Reconnaissons d’abord l’authenticité du fait sur lequel s’appuie tout ce long raisonnement. Cette tranchée supérieure existe en effet. Mais les déductions de M. de Gasparin manquent de rigueur et les détails du fait sont inexacts : l’observation les contredit.

Et d’abord pourquoi l’ingénieur ne s’est-il pas avisé plus tôt de l’avantage qu’il y avait à établir le siphon, puisque la nature semblait avoir disposé d’elle-même l’endroit de la prise d’eau, puisque ce siphon supprimait tant de détours gênants et offrait une si bonne occasion d’expérimenter le principe ? Pourquoi cet ingénieur a-t-il attendu, pour être effrayé de la longueur du circuit, que la tranchée fût creusée en entier ? Comment cet homme à l’esprit ainsi frappé a-t-il pu « ne rien trouver d’effrayant » à un siphon de 82 mètres de charge, en regard de celui de Soucieu qui ne devait en donner que 10 mètres de plus, et a-t-il pu considérer comme « un ouvrage de peu d’importance » un pont qui allait avoir 15 arches et 20 mètres de haut ?[56] Pour un travail d’essai, il faut avouer que cela n’était pas d’une élémentaire simplicité.

Fig. 82. — Siphon et contour de Chagnon.

Mais il y a des erreurs matérielles à relever dans le raisonnement de Gasparin : erreur sur la prétendue « rigole », qui est en réalité le canal achevé XABCY (Pl. II et fig. 82 ci-contre) ; erreur sur la pente de ce canal : j’ai déjà relevé ces inexactitudes[57] ; erreur sur la pente de la tranchée supérieure : « Ce développement, dit-il, faisait perdre 12 mètres de hauteur, tandis qu’un siphon ne faisait perdre que 6 mètres. » Or, j’ai constaté que sur les deux rives de la Durèze et le long de ses affluents, cette tranchée supérieure restait constamment parallèle au canal achevé XABCY. Donc, non seulement elle ne fait pas plus perdre qu’elle ne fait gagner, mais elle ne va pas se raccorder à Saint-Genis avec le tracé de l’aqueduc, qui « entre Lyon et Saint-Genis ne pouvait pas varier ». Si ce raccord existait, on la verrait se rapprocher progressivement du contour X A B C Y qui se relie aux niveaux des deux réservoirs. Elle ne représente donc, ni un tracé primitif hypothétique, ni un tracé quelconque rejoignant l’aqueduc.
──────
■ Exercice court 1 ■
D'après le passage extrait, combien d'arches devait compter le pont qualifié d'« ouvrage de peu d'importance » ?
■ Exercice court 2 ■
Recopiez dans le passage extrait le segment qui commence à « Reconnaissons d’abord l’authenticité » et se termine à « l’observation les contredit. ».
■ Exercice court 3 ■
Selon le passage extrait, pourquoi la tranchée supérieure ne peut-elle pas se raccorder au tracé de l'aqueduc à Saint-Genis ? Répondez en une à trois phrases.
Le matériel n'intervient en rien ici.

■ Données fournies ■
──────
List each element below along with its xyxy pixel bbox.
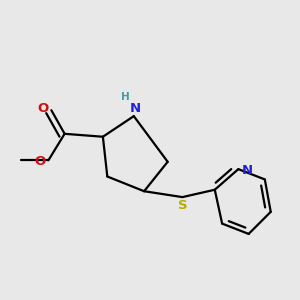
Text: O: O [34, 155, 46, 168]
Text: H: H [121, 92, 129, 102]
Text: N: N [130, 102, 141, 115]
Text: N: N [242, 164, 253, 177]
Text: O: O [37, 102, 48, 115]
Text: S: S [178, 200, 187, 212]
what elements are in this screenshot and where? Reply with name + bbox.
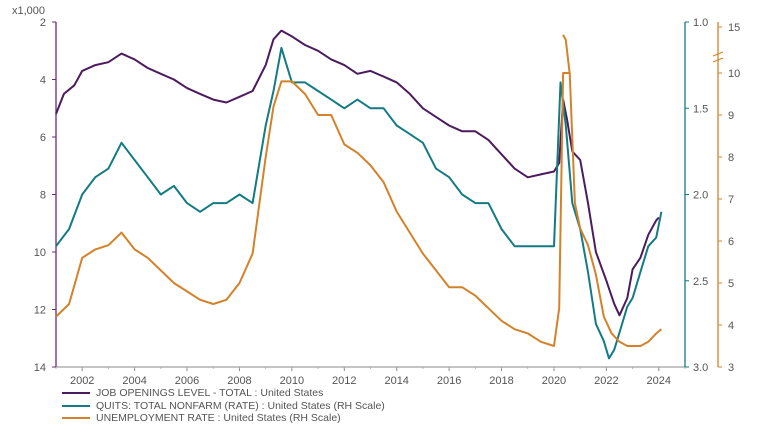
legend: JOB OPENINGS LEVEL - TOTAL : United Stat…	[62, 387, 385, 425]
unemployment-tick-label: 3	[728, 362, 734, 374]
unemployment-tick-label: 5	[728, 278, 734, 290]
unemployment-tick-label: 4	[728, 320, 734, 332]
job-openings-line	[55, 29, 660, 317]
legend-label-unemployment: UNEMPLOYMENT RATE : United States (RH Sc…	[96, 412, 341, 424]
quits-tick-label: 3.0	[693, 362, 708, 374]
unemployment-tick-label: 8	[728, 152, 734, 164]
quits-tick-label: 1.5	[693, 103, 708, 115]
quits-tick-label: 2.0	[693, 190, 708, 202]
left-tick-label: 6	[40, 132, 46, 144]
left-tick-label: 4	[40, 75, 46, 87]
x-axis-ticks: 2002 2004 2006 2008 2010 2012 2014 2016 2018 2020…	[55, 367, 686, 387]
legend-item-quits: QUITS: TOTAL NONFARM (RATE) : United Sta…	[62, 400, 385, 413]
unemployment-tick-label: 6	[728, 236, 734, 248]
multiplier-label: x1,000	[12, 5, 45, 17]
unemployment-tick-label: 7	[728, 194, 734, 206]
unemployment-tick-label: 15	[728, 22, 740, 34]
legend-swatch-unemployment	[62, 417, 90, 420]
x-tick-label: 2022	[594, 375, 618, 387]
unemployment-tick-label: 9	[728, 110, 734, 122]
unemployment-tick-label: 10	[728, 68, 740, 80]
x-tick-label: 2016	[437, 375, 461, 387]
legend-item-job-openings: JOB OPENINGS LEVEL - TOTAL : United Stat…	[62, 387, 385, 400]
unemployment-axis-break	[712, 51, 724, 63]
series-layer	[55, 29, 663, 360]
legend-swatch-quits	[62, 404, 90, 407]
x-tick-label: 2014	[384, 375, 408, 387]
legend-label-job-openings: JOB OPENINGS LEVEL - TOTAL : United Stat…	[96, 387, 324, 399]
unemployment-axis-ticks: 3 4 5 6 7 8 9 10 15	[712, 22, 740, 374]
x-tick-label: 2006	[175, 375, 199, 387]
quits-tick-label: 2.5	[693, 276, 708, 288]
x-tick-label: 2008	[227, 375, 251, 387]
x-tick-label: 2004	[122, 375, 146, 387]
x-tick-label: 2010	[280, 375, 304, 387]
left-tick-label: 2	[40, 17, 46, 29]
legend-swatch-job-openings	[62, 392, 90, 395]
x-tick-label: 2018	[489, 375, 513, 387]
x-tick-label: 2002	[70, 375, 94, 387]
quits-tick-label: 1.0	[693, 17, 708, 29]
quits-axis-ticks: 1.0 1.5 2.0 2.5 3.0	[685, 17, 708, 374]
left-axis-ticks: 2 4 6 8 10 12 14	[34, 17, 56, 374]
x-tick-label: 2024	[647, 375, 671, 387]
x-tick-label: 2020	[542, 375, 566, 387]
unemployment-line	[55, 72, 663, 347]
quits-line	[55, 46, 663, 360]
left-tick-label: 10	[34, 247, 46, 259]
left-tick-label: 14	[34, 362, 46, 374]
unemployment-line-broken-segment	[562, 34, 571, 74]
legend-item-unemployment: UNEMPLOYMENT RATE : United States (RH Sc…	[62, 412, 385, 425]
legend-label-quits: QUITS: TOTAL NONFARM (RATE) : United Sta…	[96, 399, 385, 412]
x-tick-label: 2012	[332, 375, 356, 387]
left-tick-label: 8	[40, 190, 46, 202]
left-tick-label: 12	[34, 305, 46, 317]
──────
■ Résultat 1 ■
Quinze arches.

■ Résultat 2 ■
Reconnaissons d’abord l’authenticité du fait sur lequel s’appuie tout ce long raisonnement. Cette tranchée supérieure existe en effet. Mais les déductions de M. de Gasparin manquent de rigueur et les détails du fait sont inexacts : l’observation les contredit.

■ Résultat 3 ■
Sur les deux rives de la Durèze et le long de ses affluents, elle reste constamment parallèle au canal achevé XABCY. Si ce raccord existait, on la verrait se rapprocher progressivement du contour XABCY, qui se relie aux niveaux des deux réservoirs.